Challenges –
A - In the article below on Chaos LC's box lacrosse identity, which Whipsnakes defender was guarding Josh Byrne when he scored the leaping goal?
B - Pick up the article below on Chaos LC's box lacrosse identity and keep writing from its last sentence.

Text block –
[start]
From the Floor to the Field: Chaos LC's Box Lacrosse Identity

From the Floor to the Field: Chaos LC's Box Lacrosse Identity

“There will be some highlight reel plays. I can guarantee that.”

That’s what Chaos LC’s Josh Byrne said in the weeks leading up to the PLL season. Well, it only took three quarters until that guarantee was followed through on.

The game was well out of reach at that point. Chaos struggled mightily with Whipsnakes faceoff athlete Joe Nardella, seemingly going without possession for the entire first half. Their defense was overwhelmed, and the offense never really got a chance to establish a rhythm as the Chaos lost their first game. But not before Byrne put home the most impressive goal of the weekend.

Mac O’Keefe came over to pick for Byrne, but Byrne rejected it. He instead looked to get an inside angle on Whipsnakes defender Matt Dunn, but Dunn is one of the stoutest defenders in the league – the reason that he drew the Byrne matchup. Dunn forced him below goal-line-extended. Byrne’s angle was gone, so he leapt. It looked desperate, ill-advised. But he reached out and shot, performing the lacrosse player’s equivalent of pulling a rabbit out of a hat. The referee’s arms went up.
[end]
Collected data –
[start]
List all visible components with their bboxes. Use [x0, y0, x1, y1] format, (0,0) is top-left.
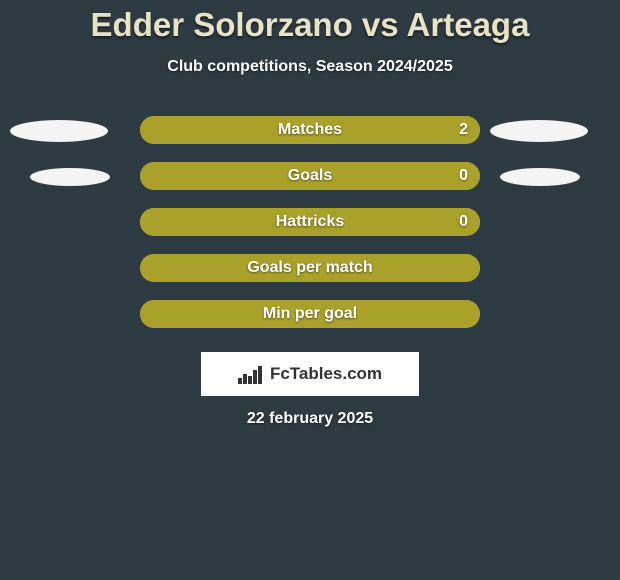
[end]
Responses to the exercise –
A - Matt Dunn

B -
The more you watch it, the more it defies belief.

Chaos lost the game, but that play offered a snapshot of the team at its peak. With their collection of talent, they can score goals that other teams just don’t score. They find windows that other teams don’t consider.

With each passing year, Chaos acquired more and more players that turn a dead play into a goal. It just so happens that a lot of these players share a similar background – they cut their teeth in the fast-paced, confined-space, gritty world of box lacrosse. And the best box lacrosse occurs north of the border.

Chaos LC has more Canadian players than any other team in the PLL. They form the core of the team’s offense and give them a definitive identity. Ian MacKay, a Canadian player who, like many others, began elsewhere in the lacrosse world before finding his way onto Chaos.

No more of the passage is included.